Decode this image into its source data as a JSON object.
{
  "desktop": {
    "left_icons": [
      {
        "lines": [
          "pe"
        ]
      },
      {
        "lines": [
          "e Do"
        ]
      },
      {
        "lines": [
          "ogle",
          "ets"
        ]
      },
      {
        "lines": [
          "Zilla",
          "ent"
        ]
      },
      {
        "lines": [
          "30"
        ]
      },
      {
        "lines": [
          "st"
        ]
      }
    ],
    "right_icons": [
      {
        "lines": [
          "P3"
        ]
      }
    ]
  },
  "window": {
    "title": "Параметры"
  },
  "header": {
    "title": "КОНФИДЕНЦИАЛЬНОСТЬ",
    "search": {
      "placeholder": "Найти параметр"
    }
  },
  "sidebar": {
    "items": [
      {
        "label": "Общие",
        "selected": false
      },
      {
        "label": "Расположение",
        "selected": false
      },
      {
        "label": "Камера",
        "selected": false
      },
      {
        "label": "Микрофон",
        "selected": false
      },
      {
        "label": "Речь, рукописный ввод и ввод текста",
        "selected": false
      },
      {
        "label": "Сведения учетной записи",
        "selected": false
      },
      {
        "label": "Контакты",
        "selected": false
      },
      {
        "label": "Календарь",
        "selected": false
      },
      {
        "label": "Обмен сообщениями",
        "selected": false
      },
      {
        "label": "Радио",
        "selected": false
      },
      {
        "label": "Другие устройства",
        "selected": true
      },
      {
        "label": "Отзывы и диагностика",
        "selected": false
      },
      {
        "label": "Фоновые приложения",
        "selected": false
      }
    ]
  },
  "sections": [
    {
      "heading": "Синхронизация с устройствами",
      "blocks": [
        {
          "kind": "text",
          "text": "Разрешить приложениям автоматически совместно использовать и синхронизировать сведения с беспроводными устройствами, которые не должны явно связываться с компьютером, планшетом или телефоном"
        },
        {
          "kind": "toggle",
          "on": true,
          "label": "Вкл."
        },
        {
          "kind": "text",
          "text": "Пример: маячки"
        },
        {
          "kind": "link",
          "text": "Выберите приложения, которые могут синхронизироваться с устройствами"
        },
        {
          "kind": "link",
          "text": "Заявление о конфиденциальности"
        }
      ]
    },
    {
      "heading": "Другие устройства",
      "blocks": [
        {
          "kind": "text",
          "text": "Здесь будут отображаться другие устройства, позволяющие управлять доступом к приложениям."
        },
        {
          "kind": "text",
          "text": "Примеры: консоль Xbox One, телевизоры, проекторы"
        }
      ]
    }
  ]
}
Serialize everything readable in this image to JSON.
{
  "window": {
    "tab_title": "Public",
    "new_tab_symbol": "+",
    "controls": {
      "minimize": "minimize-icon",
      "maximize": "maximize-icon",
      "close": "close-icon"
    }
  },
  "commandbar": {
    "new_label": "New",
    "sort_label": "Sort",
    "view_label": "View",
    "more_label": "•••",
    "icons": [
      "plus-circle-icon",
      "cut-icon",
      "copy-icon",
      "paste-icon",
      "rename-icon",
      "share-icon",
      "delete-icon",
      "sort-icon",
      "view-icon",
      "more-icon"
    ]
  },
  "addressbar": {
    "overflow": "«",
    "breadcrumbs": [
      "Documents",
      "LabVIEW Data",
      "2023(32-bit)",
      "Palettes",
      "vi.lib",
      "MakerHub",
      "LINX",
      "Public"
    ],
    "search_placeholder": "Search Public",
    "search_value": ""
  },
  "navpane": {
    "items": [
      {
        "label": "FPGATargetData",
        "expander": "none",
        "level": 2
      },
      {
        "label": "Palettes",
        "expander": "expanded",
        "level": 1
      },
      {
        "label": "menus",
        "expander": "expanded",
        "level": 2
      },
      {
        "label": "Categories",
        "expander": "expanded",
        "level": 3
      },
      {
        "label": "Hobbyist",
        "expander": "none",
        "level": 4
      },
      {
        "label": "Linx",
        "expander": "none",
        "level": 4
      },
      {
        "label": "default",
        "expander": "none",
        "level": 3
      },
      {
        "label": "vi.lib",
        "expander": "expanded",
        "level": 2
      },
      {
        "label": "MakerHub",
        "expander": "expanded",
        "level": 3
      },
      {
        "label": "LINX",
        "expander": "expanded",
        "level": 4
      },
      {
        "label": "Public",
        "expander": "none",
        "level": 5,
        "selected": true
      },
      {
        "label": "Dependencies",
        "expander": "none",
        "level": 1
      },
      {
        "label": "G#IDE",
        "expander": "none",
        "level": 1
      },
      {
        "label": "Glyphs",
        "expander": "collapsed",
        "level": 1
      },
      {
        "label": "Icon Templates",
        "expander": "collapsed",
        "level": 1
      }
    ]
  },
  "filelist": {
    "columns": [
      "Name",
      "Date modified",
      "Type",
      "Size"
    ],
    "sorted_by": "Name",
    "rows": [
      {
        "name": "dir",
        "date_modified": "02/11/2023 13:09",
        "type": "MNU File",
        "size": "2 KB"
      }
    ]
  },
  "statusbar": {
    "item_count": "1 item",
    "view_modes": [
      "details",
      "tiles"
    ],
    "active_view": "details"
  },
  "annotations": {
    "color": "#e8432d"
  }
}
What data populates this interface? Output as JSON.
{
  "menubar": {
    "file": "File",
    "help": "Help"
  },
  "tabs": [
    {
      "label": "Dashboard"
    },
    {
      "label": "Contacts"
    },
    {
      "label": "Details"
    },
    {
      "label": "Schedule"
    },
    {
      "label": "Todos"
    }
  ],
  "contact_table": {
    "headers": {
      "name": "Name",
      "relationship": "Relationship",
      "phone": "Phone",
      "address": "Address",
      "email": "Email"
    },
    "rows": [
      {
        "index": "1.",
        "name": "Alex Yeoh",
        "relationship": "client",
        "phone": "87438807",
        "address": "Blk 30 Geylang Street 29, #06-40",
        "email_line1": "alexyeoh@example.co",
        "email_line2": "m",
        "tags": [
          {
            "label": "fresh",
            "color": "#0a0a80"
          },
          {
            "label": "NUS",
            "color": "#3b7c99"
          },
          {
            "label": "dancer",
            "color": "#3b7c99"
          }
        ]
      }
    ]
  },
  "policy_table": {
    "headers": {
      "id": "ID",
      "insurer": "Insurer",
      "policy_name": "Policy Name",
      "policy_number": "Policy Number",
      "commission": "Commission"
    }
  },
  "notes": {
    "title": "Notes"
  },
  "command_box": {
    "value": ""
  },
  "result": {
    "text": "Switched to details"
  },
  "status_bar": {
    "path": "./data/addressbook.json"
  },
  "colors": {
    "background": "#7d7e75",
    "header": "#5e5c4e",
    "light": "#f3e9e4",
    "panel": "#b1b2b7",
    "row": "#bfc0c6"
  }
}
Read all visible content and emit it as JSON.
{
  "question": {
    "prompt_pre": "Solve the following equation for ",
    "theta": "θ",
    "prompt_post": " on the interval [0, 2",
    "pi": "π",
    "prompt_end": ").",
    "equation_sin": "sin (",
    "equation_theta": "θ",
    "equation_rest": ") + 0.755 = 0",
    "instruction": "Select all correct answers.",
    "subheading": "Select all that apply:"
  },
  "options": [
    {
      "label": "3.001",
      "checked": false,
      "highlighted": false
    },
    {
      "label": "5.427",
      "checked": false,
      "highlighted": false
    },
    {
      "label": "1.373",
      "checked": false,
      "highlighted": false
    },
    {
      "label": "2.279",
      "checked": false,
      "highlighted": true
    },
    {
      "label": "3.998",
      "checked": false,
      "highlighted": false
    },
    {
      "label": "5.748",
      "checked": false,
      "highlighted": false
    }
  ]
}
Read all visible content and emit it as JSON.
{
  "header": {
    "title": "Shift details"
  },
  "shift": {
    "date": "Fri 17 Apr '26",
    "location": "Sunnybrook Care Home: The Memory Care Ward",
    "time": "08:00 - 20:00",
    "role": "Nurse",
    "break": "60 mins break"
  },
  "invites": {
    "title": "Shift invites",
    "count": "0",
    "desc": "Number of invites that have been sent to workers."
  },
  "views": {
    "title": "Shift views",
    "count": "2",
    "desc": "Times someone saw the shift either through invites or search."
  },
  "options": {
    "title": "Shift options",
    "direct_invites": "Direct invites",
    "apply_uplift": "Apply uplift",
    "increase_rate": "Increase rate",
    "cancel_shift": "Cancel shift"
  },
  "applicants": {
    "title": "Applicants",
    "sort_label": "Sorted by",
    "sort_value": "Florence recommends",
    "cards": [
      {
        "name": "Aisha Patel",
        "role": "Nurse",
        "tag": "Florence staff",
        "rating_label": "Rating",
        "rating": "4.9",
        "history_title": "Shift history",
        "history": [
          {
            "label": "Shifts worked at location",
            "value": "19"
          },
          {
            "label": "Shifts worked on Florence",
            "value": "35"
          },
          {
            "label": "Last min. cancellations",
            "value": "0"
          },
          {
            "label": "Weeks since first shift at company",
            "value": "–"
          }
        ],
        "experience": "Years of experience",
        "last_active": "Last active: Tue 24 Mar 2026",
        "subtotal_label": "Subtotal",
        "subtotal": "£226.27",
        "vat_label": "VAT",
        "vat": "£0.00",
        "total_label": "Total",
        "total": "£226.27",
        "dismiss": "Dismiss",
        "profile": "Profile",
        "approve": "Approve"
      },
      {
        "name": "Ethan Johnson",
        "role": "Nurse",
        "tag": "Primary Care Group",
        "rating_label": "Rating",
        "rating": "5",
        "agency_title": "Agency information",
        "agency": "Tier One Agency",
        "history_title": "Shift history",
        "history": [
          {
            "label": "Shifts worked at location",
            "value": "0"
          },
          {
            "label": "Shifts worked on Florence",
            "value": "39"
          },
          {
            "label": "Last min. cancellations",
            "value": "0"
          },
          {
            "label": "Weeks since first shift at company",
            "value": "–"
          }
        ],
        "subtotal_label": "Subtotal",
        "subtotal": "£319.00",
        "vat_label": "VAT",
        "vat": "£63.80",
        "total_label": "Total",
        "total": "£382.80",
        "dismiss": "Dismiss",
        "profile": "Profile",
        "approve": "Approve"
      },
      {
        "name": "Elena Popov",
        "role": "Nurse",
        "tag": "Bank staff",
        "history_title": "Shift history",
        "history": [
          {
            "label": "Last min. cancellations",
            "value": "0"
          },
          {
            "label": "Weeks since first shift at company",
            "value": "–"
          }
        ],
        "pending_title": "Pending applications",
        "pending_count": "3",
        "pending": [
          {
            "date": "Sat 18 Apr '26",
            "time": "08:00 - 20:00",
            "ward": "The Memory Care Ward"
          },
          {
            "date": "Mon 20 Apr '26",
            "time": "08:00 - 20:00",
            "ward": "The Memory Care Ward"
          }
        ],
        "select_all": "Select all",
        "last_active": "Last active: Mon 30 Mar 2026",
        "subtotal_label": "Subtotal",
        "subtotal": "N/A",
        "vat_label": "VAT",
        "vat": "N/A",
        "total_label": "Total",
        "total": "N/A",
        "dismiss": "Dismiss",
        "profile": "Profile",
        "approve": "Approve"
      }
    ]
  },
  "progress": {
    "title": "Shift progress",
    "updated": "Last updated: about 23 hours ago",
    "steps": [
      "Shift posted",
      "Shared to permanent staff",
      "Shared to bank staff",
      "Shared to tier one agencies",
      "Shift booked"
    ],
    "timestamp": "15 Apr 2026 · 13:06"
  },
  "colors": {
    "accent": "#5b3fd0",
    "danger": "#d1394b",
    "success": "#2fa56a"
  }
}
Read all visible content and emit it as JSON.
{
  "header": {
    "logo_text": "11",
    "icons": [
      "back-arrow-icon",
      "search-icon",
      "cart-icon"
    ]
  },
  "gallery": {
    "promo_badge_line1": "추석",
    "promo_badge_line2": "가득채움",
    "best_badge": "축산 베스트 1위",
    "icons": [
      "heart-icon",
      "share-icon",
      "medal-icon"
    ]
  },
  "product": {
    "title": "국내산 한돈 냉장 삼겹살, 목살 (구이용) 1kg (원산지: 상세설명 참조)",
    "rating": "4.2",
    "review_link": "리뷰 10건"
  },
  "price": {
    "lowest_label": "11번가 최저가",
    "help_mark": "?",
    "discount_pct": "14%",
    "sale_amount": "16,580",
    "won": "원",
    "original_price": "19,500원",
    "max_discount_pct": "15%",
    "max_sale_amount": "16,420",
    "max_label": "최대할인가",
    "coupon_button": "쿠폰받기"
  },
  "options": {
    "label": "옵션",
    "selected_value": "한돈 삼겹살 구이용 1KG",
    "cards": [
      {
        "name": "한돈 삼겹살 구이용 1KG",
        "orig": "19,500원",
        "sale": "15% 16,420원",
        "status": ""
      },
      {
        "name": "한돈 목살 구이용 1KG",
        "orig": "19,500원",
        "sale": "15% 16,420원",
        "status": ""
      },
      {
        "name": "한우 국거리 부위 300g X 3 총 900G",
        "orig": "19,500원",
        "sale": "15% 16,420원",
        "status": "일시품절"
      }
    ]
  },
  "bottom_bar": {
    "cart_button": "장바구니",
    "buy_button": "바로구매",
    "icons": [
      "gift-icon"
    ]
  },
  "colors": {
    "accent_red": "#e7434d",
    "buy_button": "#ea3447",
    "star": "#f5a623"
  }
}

*-*-*

What needs to be done:
How many lines in the listing above contain "relationship"? Answer with the number alone.

Correct output:
2